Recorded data
===============
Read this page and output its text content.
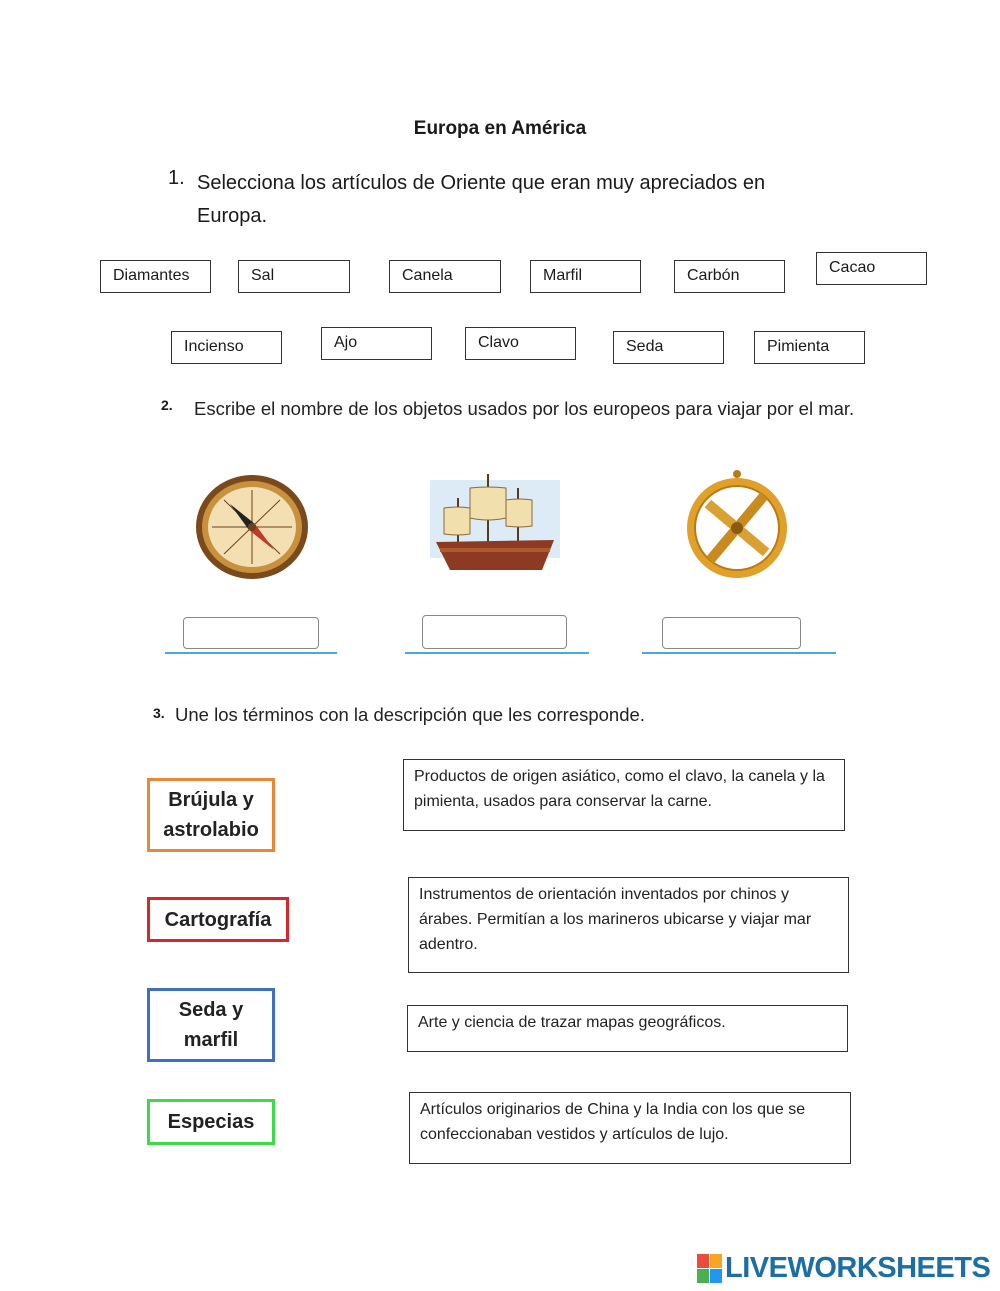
Europa en América
1. Selecciona los artículos de Oriente que eran muy apreciados en Europa.
Diamantes	Sal	Canela	Marfil	Carbón	Cacao
Incienso	Ajo	Clavo	Seda	Pimienta
2.	Escribe el nombre de los objetos usados por los europeos para viajar por el mar.
3. Une los términos con la descripción que les corresponde.
Brújula y astrolabio
Cartografía
Seda y marfil
Especias
Productos de origen asiático, como el clavo, la canela y la pimienta, usados para conservar la carne.
Instrumentos de orientación inventados por chinos y árabes. Permitían a los marineros ubicarse y viajar mar adentro.
Arte y ciencia de trazar mapas geográficos.
Artículos originarios de China y la India con los que se confeccionaban vestidos y artículos de lujo.
LIVEWORKSHEETS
===============
Which lines contain "artículos"? Copy each of them out.

» CORRECT RESULT
1. Selecciona los artículos de Oriente que eran muy apreciados en Europa.
Artículos originarios de China y la India con los que se confeccionaban vestidos y artículos de lujo.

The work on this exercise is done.